* [Short problem]:
Reproduce the items below, changing every instance of "day-tick-label" to "date-tick-label" and keeping everything else the same.

........

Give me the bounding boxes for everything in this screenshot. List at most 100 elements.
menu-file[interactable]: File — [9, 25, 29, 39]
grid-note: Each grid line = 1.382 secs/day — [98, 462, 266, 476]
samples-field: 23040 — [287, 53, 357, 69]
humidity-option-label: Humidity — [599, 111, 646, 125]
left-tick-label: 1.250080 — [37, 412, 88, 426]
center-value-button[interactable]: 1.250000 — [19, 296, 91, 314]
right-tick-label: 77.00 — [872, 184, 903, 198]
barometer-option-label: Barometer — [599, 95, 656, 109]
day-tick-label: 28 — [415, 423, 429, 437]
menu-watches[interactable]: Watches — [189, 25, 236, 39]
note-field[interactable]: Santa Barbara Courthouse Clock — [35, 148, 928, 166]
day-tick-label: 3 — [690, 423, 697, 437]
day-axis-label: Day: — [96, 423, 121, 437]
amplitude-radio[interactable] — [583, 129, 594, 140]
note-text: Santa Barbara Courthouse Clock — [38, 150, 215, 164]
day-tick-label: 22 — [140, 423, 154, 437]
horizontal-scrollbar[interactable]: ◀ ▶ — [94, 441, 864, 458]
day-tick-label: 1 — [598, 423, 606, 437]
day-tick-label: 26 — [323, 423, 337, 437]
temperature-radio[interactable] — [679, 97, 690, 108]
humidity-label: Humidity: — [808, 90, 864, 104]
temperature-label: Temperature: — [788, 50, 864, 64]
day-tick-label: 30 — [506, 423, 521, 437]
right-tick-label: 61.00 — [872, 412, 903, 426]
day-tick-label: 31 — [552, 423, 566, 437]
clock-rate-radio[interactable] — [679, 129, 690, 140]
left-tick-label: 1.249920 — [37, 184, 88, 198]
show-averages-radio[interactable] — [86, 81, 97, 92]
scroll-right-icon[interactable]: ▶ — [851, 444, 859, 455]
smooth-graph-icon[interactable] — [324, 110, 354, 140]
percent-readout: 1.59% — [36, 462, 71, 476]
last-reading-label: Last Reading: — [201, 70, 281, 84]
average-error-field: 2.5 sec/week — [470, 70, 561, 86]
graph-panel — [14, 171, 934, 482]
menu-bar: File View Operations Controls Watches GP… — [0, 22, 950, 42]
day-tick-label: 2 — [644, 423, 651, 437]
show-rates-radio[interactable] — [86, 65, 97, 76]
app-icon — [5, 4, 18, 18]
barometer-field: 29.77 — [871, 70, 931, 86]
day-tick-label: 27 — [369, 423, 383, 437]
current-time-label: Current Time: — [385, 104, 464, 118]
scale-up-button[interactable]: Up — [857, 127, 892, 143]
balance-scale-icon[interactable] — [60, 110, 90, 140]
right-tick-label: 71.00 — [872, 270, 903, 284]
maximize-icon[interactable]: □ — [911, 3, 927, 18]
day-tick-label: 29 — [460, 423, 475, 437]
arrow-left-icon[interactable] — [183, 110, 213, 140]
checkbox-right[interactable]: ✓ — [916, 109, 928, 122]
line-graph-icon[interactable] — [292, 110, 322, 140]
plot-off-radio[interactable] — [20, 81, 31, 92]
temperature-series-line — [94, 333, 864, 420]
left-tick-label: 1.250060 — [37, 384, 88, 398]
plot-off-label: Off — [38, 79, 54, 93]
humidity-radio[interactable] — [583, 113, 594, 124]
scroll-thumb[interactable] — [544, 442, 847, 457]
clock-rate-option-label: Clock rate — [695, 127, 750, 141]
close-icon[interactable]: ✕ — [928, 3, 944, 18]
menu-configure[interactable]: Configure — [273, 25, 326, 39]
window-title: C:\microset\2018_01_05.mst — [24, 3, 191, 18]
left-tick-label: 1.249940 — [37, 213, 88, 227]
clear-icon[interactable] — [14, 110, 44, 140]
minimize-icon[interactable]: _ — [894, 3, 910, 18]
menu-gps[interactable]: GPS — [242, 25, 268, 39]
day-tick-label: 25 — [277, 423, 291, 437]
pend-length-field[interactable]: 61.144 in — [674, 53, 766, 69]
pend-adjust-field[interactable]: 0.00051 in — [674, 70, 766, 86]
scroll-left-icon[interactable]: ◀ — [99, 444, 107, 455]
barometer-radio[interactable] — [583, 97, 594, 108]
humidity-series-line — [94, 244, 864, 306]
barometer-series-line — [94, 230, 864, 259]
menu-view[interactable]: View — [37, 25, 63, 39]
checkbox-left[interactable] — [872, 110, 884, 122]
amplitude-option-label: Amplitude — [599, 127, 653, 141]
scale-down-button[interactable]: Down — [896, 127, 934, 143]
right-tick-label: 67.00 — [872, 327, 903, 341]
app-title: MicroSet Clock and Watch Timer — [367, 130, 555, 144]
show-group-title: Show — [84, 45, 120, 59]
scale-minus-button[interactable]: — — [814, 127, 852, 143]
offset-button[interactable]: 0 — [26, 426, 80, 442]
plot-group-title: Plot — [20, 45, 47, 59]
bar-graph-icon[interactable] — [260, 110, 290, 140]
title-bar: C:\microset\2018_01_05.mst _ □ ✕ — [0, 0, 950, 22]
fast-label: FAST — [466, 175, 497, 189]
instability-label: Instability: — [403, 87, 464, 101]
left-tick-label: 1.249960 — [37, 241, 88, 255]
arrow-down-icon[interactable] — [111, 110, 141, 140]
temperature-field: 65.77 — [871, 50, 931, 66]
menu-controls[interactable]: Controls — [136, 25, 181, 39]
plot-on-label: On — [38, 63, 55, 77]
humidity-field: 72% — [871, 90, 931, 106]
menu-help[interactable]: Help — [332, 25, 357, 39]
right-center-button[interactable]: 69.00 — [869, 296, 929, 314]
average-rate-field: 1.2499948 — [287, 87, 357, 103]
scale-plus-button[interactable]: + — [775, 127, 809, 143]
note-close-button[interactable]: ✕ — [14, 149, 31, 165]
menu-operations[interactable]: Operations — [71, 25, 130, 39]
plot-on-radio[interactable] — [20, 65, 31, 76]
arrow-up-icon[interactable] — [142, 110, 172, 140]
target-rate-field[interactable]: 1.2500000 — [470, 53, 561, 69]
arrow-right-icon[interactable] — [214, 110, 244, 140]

........

* [Finished task]:
Give me the bounding boxes for everything in this screenshot. List at most 100 elements.
menu-file[interactable]: File — [9, 25, 29, 39]
grid-note: Each grid line = 1.382 secs/day — [98, 462, 266, 476]
samples-field: 23040 — [287, 53, 357, 69]
humidity-option-label: Humidity — [599, 111, 646, 125]
left-tick-label: 1.250080 — [37, 412, 88, 426]
center-value-button[interactable]: 1.250000 — [19, 296, 91, 314]
right-tick-label: 77.00 — [872, 184, 903, 198]
barometer-option-label: Barometer — [599, 95, 656, 109]
date-tick-label: 28 — [415, 423, 429, 437]
menu-watches[interactable]: Watches — [189, 25, 236, 39]
note-field[interactable]: Santa Barbara Courthouse Clock — [35, 148, 928, 166]
date-tick-label: 3 — [690, 423, 697, 437]
day-axis-label: Day: — [96, 423, 121, 437]
amplitude-radio[interactable] — [583, 129, 594, 140]
note-text: Santa Barbara Courthouse Clock — [38, 150, 215, 164]
date-tick-label: 22 — [140, 423, 154, 437]
horizontal-scrollbar[interactable]: ◀ ▶ — [94, 441, 864, 458]
date-tick-label: 1 — [598, 423, 606, 437]
date-tick-label: 26 — [323, 423, 337, 437]
temperature-radio[interactable] — [679, 97, 690, 108]
humidity-label: Humidity: — [808, 90, 864, 104]
temperature-label: Temperature: — [788, 50, 864, 64]
date-tick-label: 30 — [506, 423, 521, 437]
right-tick-label: 61.00 — [872, 412, 903, 426]
date-tick-label: 31 — [552, 423, 566, 437]
clock-rate-radio[interactable] — [679, 129, 690, 140]
left-tick-label: 1.249920 — [37, 184, 88, 198]
show-averages-radio[interactable] — [86, 81, 97, 92]
scroll-right-icon[interactable]: ▶ — [851, 444, 859, 455]
smooth-graph-icon[interactable] — [324, 110, 354, 140]
percent-readout: 1.59% — [36, 462, 71, 476]
last-reading-label: Last Reading: — [201, 70, 281, 84]
average-error-field: 2.5 sec/week — [470, 70, 561, 86]
graph-panel — [14, 171, 934, 482]
menu-bar: File View Operations Controls Watches GP… — [0, 22, 950, 42]
date-tick-label: 2 — [644, 423, 651, 437]
show-rates-radio[interactable] — [86, 65, 97, 76]
app-icon — [5, 4, 18, 18]
barometer-field: 29.77 — [871, 70, 931, 86]
date-tick-label: 27 — [369, 423, 383, 437]
current-time-label: Current Time: — [385, 104, 464, 118]
scale-up-button[interactable]: Up — [857, 127, 892, 143]
balance-scale-icon[interactable] — [60, 110, 90, 140]
right-tick-label: 71.00 — [872, 270, 903, 284]
maximize-icon[interactable]: □ — [911, 3, 927, 18]
date-tick-label: 29 — [460, 423, 475, 437]
arrow-left-icon[interactable] — [183, 110, 213, 140]
checkbox-right[interactable]: ✓ — [916, 109, 928, 122]
line-graph-icon[interactable] — [292, 110, 322, 140]
plot-off-radio[interactable] — [20, 81, 31, 92]
temperature-series-line — [94, 333, 864, 420]
left-tick-label: 1.250060 — [37, 384, 88, 398]
plot-off-label: Off — [38, 79, 54, 93]
humidity-radio[interactable] — [583, 113, 594, 124]
scroll-thumb[interactable] — [544, 442, 847, 457]
clock-rate-option-label: Clock rate — [695, 127, 750, 141]
close-icon[interactable]: ✕ — [928, 3, 944, 18]
menu-configure[interactable]: Configure — [273, 25, 326, 39]
window-title: C:\microset\2018_01_05.mst — [24, 3, 191, 18]
left-tick-label: 1.249940 — [37, 213, 88, 227]
clear-icon[interactable] — [14, 110, 44, 140]
minimize-icon[interactable]: _ — [894, 3, 910, 18]
menu-gps[interactable]: GPS — [242, 25, 268, 39]
date-tick-label: 25 — [277, 423, 291, 437]
pend-length-field[interactable]: 61.144 in — [674, 53, 766, 69]
pend-adjust-field[interactable]: 0.00051 in — [674, 70, 766, 86]
scroll-left-icon[interactable]: ◀ — [99, 444, 107, 455]
barometer-radio[interactable] — [583, 97, 594, 108]
humidity-series-line — [94, 244, 864, 306]
barometer-series-line — [94, 230, 864, 259]
menu-view[interactable]: View — [37, 25, 63, 39]
checkbox-left[interactable] — [872, 110, 884, 122]
amplitude-option-label: Amplitude — [599, 127, 653, 141]
scale-down-button[interactable]: Down — [896, 127, 934, 143]
right-tick-label: 67.00 — [872, 327, 903, 341]
app-title: MicroSet Clock and Watch Timer — [367, 130, 555, 144]
show-group-title: Show — [84, 45, 120, 59]
scale-minus-button[interactable]: — — [814, 127, 852, 143]
offset-button[interactable]: 0 — [26, 426, 80, 442]
plot-group-title: Plot — [20, 45, 47, 59]
bar-graph-icon[interactable] — [260, 110, 290, 140]
title-bar: C:\microset\2018_01_05.mst _ □ ✕ — [0, 0, 950, 22]
fast-label: FAST — [466, 175, 497, 189]
instability-label: Instability: — [403, 87, 464, 101]
left-tick-label: 1.249960 — [37, 241, 88, 255]
arrow-down-icon[interactable] — [111, 110, 141, 140]
temperature-field: 65.77 — [871, 50, 931, 66]
menu-controls[interactable]: Controls — [136, 25, 181, 39]
plot-on-label: On — [38, 63, 55, 77]
humidity-field: 72% — [871, 90, 931, 106]
menu-help[interactable]: Help — [332, 25, 357, 39]
right-center-button[interactable]: 69.00 — [869, 296, 929, 314]
average-rate-field: 1.2499948 — [287, 87, 357, 103]
scale-plus-button[interactable]: + — [775, 127, 809, 143]
note-close-button[interactable]: ✕ — [14, 149, 31, 165]
menu-operations[interactable]: Operations — [71, 25, 130, 39]
plot-on-radio[interactable] — [20, 65, 31, 76]
arrow-up-icon[interactable] — [142, 110, 172, 140]
target-rate-field[interactable]: 1.2500000 — [470, 53, 561, 69]
arrow-right-icon[interactable] — [214, 110, 244, 140]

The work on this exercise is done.